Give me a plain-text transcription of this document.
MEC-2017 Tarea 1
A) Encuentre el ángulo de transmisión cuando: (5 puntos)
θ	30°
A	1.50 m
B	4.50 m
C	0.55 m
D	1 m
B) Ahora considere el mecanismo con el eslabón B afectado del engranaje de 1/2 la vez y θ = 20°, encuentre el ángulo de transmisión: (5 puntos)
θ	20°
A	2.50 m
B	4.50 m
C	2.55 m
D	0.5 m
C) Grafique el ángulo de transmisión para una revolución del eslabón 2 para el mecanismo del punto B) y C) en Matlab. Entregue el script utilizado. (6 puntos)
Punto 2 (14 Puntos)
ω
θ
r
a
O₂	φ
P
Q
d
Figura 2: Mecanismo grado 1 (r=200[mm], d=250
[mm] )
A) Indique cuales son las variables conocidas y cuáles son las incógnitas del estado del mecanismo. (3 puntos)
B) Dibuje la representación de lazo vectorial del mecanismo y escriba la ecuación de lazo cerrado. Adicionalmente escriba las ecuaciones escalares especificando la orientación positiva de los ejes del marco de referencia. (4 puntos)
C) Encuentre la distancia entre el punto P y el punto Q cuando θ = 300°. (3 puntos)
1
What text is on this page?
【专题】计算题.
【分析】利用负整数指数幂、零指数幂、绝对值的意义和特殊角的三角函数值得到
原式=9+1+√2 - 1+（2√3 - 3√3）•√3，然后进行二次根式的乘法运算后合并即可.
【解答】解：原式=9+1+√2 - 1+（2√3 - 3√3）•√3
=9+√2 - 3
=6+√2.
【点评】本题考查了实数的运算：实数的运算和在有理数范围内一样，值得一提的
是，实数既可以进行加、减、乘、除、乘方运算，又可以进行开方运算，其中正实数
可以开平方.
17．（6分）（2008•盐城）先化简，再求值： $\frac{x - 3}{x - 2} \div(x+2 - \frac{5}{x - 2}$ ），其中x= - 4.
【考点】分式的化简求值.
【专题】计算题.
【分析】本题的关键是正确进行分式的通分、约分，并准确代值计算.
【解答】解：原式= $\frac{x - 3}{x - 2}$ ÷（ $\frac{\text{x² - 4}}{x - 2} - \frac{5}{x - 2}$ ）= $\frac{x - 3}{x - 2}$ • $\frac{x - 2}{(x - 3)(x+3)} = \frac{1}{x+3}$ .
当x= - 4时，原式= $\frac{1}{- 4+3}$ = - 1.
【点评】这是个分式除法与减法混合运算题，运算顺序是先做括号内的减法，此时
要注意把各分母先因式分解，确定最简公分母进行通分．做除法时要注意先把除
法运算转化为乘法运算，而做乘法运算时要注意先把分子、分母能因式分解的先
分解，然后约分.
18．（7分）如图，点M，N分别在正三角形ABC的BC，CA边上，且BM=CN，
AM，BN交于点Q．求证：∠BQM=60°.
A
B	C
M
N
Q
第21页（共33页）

Exercise aim >> Take every line from the data that contains the word "frac".

Output below >>
17．（6分）（2008•盐城）先化简，再求值： $\frac{x - 3}{x - 2} \div(x+2 - \frac{5}{x - 2}$ ），其中x= - 4.
【解答】解：原式= $\frac{x - 3}{x - 2}$ ÷（ $\frac{\text{x² - 4}}{x - 2} - \frac{5}{x - 2}$ ）= $\frac{x - 3}{x - 2}$ • $\frac{x - 2}{(x - 3)(x+3)} = \frac{1}{x+3}$ .
当x= - 4时，原式= $\frac{1}{- 4+3}$ = - 1.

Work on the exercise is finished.